**WORK TO COMPLETE**
Write the records below out in full, character for character, with no pictures.

====

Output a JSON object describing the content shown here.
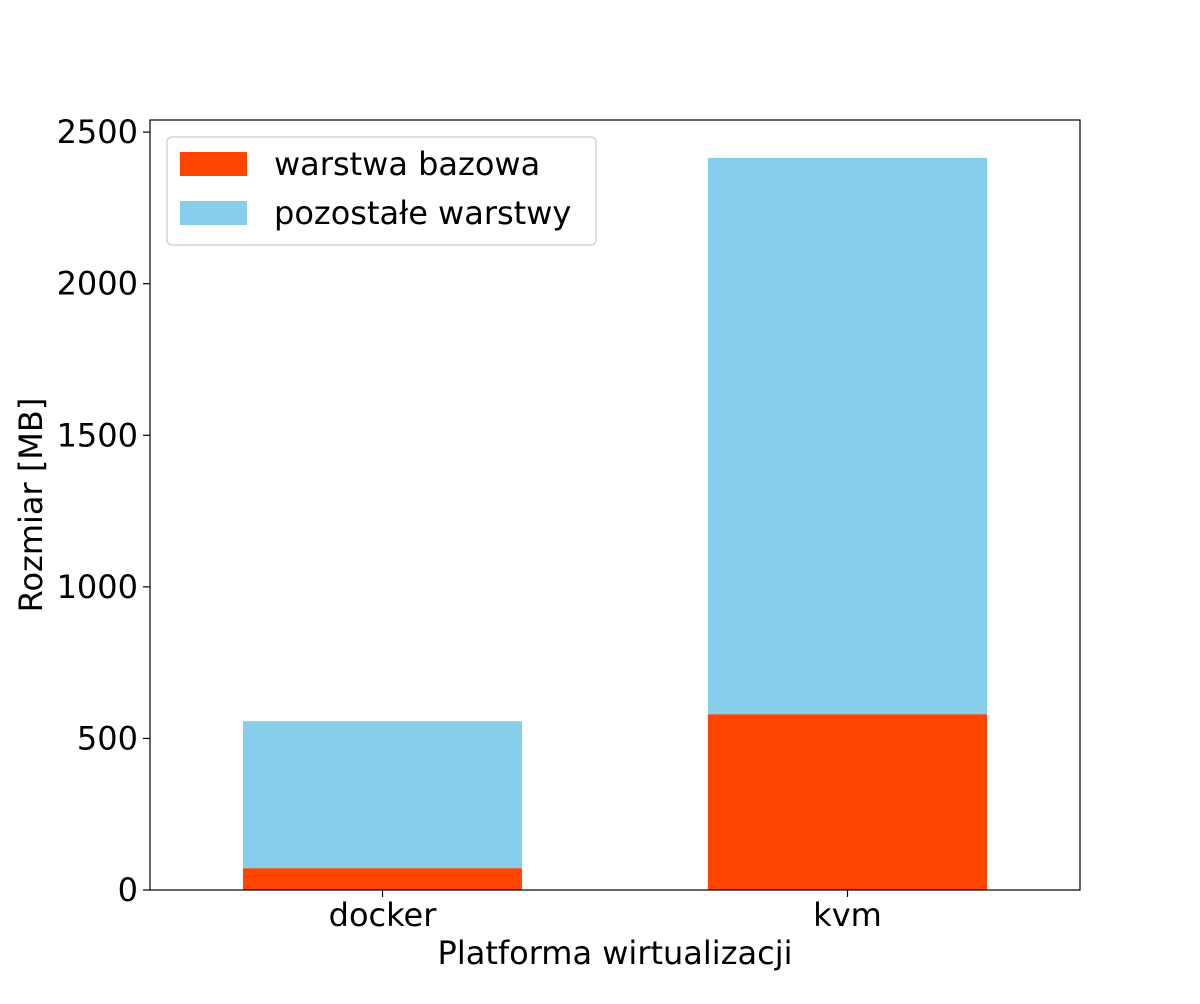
{
  "chart_data": {
    "type": "bar",
    "stacked": true,
    "categories": [
      "docker",
      "kvm"
    ],
    "series": [
      {
        "name": "warstwa bazowa",
        "color": "#ff4500",
        "values": [
          72,
          580
        ]
      },
      {
        "name": "pozostałe warstwy",
        "color": "#87ceeb",
        "values": [
          485,
          1835
        ]
      }
    ],
    "title": "",
    "xlabel": "Platforma wirtualizacji",
    "ylabel": "Rozmiar [MB]",
    "ylim": [
      0,
      2540
    ],
    "yticks": [
      0,
      500,
      1000,
      1500,
      2000,
      2500
    ],
    "grid": false,
    "legend_position": "top-left"
  }
}
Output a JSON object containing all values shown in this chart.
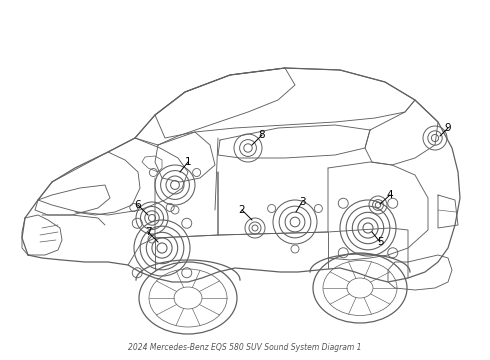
{
  "title": "2024 Mercedes-Benz EQS 580 SUV Sound System Diagram 1",
  "bg_color": "#ffffff",
  "line_color": "#606060",
  "label_color": "#000000",
  "figsize": [
    4.9,
    3.6
  ],
  "dpi": 100
}
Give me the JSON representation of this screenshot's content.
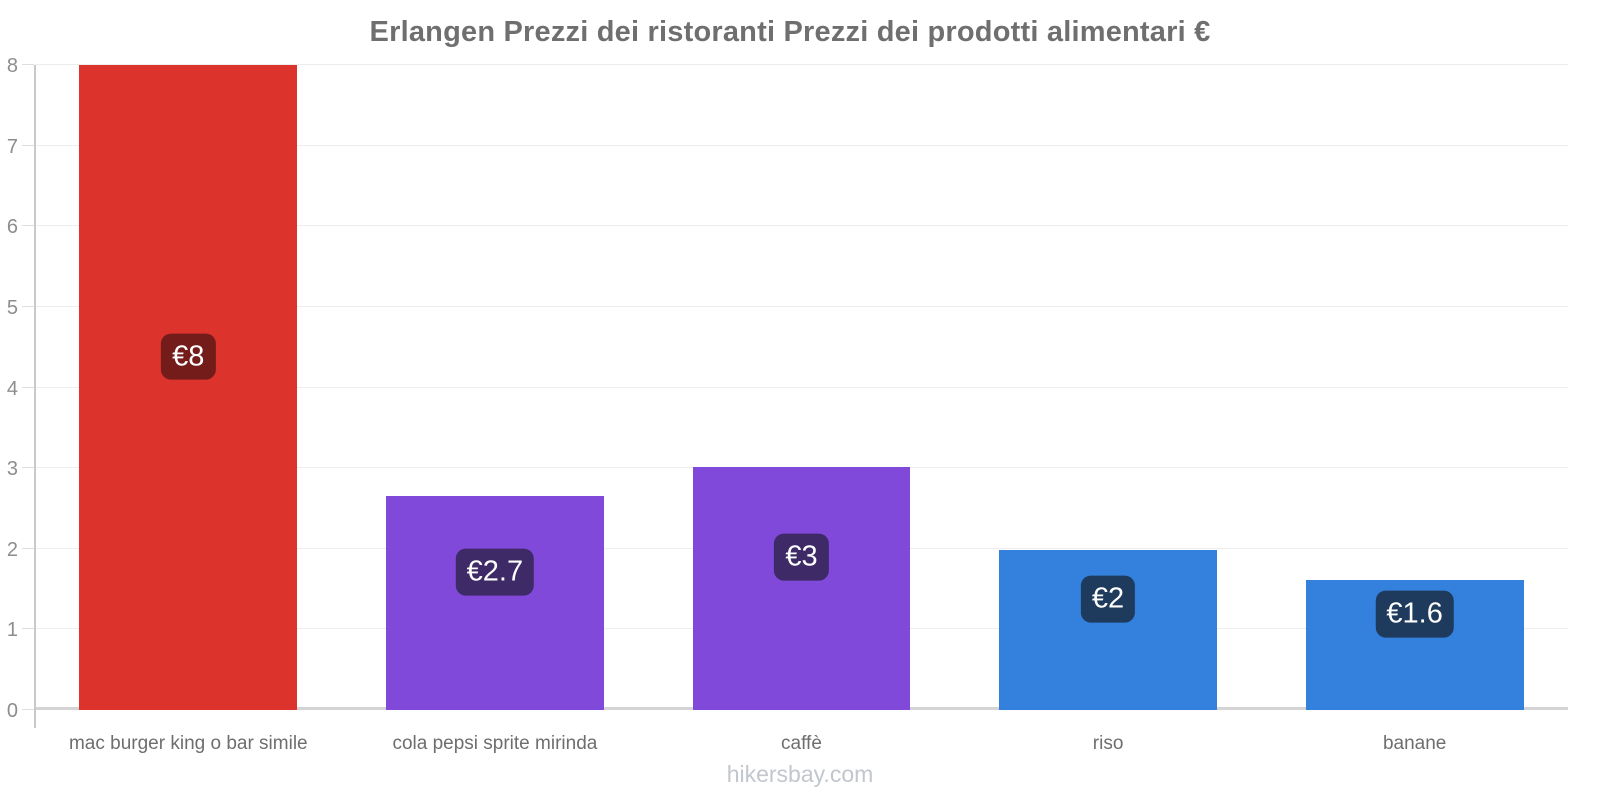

====

**EXPECTED ANSWER**
Output a JSON object describing the content shown here.
{
  "chart_data": {
    "type": "bar",
    "stacked": true,
    "categories": [
      "docker",
      "kvm"
    ],
    "series": [
      {
        "name": "warstwa bazowa",
        "color": "#ff4500",
        "values": [
          72,
          580
        ]
      },
      {
        "name": "pozostałe warstwy",
        "color": "#87ceeb",
        "values": [
          485,
          1835
        ]
      }
    ],
    "title": "",
    "xlabel": "Platforma wirtualizacji",
    "ylabel": "Rozmiar [MB]",
    "ylim": [
      0,
      2540
    ],
    "yticks": [
      0,
      500,
      1000,
      1500,
      2000,
      2500
    ],
    "grid": false,
    "legend_position": "top-left"
  }
}
Output a JSON object containing all values shown in this chart.
{
  "title": "2024 Mercedes-Benz EQS 580 SUV Sound System Diagram 1",
  "bg_color": "#ffffff",
  "line_color": "#606060",
  "label_color": "#000000",
  "figsize": [
    4.9,
    3.6
  ],
  "dpi": 100
}
Give me the JSON representation of this screenshot's content.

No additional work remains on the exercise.